*** Data in this exercise ***
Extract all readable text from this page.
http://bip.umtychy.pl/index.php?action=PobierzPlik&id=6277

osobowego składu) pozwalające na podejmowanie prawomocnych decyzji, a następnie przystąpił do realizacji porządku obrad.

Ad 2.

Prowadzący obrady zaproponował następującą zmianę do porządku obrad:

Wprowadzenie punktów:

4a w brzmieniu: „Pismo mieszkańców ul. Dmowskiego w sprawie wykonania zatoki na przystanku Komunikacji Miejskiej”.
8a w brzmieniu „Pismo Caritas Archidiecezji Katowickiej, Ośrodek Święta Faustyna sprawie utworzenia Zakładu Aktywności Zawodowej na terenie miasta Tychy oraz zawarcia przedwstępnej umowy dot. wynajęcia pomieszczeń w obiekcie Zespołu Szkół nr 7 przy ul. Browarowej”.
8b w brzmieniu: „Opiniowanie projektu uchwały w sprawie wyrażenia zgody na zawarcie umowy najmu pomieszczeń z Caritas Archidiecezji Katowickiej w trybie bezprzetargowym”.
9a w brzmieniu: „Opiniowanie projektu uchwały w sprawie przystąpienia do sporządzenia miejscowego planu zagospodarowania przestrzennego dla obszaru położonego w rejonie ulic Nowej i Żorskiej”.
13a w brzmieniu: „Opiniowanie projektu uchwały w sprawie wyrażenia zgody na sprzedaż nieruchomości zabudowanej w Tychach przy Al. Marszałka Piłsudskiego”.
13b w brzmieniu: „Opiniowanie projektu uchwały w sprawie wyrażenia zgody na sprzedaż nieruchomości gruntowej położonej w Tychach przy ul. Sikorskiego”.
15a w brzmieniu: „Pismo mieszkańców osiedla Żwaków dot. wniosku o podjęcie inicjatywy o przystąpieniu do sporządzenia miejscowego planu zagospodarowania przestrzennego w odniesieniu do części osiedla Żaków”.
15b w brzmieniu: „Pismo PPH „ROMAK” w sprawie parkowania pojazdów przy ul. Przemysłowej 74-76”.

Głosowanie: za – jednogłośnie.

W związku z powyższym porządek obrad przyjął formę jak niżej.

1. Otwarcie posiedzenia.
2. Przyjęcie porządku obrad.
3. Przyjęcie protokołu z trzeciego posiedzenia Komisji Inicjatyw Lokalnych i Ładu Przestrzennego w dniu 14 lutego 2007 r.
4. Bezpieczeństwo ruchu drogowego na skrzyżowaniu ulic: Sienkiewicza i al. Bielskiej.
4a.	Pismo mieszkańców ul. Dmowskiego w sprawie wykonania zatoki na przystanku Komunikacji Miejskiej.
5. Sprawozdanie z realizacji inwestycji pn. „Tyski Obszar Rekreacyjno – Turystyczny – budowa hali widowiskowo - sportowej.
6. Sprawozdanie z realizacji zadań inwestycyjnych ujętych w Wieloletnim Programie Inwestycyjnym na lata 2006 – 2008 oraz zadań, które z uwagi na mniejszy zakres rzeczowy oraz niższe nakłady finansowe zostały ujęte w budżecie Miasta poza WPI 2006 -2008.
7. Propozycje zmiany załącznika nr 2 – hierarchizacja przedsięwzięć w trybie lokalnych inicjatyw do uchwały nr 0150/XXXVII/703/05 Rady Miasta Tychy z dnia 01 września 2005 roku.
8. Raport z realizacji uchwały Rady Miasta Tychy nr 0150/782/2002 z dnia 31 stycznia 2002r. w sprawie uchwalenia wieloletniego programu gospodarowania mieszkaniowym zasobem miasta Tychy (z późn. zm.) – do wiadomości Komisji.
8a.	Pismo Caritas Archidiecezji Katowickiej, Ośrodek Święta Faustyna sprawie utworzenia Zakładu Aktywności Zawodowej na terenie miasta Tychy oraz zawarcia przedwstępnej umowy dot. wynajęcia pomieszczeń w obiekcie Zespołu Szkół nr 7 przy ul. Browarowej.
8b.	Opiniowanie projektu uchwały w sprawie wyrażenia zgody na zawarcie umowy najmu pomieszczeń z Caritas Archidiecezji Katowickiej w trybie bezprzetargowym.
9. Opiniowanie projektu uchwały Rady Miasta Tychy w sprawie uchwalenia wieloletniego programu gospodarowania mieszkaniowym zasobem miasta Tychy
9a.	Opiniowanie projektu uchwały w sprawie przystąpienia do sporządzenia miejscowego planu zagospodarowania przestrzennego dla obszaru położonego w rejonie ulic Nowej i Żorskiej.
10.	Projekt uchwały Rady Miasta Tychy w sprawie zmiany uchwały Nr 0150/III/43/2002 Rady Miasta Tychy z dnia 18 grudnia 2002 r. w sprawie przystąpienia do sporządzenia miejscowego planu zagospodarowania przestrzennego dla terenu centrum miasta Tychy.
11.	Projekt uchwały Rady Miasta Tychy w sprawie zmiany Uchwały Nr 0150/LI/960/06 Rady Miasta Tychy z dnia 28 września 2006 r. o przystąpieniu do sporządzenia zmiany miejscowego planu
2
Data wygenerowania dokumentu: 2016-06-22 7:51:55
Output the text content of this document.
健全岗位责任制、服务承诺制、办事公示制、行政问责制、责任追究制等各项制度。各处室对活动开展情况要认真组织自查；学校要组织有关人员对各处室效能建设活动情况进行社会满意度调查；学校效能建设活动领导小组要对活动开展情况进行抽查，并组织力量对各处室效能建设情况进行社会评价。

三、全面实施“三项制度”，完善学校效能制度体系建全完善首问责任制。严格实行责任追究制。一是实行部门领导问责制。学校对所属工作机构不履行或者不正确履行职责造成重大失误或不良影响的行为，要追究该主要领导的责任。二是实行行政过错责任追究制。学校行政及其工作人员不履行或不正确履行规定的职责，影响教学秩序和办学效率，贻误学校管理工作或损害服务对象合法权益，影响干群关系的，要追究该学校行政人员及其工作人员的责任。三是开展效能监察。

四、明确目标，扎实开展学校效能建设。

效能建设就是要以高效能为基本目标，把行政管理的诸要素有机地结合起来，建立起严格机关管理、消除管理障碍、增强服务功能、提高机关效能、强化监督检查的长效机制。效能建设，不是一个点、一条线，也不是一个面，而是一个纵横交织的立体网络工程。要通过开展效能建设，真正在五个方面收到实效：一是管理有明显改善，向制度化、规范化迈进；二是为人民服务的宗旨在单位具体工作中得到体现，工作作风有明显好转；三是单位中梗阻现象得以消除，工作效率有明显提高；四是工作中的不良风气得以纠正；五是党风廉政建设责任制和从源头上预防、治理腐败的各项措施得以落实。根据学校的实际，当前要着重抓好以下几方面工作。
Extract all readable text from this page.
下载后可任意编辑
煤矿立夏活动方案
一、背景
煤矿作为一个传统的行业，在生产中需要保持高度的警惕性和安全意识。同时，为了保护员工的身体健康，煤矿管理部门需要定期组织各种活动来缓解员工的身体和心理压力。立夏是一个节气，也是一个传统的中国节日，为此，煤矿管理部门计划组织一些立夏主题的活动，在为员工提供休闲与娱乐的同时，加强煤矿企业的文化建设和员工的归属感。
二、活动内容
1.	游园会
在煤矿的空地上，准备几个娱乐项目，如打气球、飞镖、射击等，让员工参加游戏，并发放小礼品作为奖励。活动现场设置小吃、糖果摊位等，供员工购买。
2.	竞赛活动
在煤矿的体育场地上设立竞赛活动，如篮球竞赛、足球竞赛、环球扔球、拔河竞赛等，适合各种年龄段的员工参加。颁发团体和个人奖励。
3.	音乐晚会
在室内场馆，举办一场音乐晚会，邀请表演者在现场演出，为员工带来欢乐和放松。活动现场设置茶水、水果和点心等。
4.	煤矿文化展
***
* [Problem description] Which lines contain "porządku"? Show each of them.

* [Task result]
osobowego składu) pozwalające na podejmowanie prawomocnych decyzji, a następnie przystąpił do realizacji porządku obrad.
Prowadzący obrady zaproponował następującą zmianę do porządku obrad:
2. Przyjęcie porządku obrad.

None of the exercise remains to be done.